Task prompt: Copy out each line that has "Organisation" in it.

Data entries:
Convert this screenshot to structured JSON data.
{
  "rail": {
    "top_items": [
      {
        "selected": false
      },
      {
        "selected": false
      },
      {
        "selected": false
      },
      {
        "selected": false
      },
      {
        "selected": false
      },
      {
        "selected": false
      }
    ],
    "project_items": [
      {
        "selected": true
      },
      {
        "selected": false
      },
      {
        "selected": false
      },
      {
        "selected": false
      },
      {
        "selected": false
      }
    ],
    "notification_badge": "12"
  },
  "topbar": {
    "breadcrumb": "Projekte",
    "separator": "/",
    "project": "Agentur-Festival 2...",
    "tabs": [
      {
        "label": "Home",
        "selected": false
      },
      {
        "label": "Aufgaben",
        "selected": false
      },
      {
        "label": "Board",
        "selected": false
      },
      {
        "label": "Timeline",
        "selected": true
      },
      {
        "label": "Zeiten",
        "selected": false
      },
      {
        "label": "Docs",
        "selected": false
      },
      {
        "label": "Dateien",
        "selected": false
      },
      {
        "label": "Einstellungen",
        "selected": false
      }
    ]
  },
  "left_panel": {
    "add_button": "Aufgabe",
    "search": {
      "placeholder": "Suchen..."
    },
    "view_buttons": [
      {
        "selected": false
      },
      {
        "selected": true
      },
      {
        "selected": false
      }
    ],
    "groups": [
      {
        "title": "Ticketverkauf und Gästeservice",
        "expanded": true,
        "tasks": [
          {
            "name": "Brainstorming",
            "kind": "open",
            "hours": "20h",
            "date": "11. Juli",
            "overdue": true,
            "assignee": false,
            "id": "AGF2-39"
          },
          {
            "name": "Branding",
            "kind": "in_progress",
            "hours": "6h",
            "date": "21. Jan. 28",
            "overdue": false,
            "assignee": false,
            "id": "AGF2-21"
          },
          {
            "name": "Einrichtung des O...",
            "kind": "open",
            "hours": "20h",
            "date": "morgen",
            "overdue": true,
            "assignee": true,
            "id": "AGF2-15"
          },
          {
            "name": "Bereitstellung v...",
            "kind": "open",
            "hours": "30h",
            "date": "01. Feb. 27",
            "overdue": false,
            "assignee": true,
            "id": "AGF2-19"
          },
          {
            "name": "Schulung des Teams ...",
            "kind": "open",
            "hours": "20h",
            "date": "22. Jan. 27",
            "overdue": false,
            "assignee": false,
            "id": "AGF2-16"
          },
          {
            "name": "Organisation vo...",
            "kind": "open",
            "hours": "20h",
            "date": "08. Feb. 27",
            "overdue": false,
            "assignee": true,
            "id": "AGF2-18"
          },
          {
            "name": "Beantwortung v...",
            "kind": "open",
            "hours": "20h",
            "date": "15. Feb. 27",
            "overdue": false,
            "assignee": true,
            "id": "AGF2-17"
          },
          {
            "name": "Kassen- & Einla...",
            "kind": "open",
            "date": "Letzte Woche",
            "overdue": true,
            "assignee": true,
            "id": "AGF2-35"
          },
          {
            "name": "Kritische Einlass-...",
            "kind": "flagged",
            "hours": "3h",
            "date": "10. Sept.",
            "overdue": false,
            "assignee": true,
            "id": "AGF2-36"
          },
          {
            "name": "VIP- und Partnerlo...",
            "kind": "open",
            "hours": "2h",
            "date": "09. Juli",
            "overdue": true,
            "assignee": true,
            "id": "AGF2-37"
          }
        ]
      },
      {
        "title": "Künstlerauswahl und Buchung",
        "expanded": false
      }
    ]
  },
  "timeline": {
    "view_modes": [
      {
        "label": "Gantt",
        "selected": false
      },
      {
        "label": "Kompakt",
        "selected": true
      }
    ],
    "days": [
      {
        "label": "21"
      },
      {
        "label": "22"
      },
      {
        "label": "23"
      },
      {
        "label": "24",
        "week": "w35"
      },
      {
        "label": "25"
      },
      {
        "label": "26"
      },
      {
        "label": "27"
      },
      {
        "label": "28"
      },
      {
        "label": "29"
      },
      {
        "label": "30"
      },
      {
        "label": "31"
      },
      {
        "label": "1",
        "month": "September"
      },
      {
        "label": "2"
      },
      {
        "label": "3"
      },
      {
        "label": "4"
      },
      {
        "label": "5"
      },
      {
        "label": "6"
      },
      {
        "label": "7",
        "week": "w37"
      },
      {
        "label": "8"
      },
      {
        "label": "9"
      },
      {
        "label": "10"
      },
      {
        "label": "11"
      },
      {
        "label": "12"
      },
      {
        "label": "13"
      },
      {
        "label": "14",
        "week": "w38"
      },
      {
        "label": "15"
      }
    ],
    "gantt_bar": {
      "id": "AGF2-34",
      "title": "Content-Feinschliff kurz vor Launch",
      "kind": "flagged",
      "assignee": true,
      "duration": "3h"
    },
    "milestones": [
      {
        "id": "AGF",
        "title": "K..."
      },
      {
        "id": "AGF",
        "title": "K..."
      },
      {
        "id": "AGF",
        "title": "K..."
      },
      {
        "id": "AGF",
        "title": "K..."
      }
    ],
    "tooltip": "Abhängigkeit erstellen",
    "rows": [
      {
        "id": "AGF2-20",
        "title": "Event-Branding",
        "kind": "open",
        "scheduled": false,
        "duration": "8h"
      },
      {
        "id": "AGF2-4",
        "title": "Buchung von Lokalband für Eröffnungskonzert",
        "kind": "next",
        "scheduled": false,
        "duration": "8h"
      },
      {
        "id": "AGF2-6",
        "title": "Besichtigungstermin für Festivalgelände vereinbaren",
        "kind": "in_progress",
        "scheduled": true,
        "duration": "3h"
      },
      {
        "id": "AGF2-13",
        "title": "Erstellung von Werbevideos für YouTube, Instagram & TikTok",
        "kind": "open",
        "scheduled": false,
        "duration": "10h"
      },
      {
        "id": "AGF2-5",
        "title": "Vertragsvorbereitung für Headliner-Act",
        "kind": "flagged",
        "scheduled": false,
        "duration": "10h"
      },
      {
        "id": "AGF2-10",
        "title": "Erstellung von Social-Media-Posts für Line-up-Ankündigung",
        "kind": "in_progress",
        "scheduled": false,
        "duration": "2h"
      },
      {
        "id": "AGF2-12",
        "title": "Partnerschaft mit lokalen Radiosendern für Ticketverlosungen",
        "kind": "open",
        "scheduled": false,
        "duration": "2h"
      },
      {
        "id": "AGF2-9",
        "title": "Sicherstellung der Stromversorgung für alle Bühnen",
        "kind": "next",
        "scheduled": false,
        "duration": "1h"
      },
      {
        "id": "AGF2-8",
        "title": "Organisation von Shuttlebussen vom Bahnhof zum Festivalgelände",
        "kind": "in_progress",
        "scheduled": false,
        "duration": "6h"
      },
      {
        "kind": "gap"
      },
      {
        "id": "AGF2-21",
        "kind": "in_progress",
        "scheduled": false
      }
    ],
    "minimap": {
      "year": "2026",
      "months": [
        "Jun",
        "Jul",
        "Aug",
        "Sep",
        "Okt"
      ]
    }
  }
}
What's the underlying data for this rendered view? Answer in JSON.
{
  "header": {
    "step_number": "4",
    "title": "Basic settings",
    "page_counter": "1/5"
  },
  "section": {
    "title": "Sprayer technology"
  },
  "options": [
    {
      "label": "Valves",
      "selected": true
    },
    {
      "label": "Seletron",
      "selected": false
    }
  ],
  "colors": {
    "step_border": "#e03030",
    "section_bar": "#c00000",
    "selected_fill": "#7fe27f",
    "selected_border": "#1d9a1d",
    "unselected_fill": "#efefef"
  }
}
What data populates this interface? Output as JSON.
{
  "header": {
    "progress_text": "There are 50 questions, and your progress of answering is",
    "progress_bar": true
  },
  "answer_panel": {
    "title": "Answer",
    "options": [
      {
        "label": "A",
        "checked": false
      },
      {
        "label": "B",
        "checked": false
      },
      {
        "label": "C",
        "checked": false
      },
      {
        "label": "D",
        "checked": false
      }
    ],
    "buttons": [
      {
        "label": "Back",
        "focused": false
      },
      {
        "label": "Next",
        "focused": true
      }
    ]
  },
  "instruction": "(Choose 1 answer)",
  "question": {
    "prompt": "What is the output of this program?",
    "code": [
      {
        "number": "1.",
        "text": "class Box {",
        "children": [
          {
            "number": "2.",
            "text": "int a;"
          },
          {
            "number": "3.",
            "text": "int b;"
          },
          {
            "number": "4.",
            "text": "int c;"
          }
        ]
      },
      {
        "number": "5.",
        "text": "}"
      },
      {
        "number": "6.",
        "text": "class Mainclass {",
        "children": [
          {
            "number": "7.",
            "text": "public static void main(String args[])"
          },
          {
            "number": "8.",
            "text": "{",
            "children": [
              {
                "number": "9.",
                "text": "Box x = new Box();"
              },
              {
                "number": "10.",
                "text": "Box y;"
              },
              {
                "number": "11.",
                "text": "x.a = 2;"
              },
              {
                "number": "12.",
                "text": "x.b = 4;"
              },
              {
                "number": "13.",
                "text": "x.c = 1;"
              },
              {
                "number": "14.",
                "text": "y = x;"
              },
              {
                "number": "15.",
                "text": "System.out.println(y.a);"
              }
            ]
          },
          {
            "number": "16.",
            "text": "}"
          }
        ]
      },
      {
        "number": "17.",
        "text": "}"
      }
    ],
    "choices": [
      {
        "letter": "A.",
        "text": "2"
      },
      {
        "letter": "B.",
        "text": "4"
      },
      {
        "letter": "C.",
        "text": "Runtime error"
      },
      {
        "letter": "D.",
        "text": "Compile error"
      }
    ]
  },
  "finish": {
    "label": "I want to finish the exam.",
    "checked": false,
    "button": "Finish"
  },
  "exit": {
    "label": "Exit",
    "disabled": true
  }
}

The output:
            "name": "Organisation vo...",
        "title": "Organisation von Shuttlebussen vom Bahnhof zum Festivalgelände",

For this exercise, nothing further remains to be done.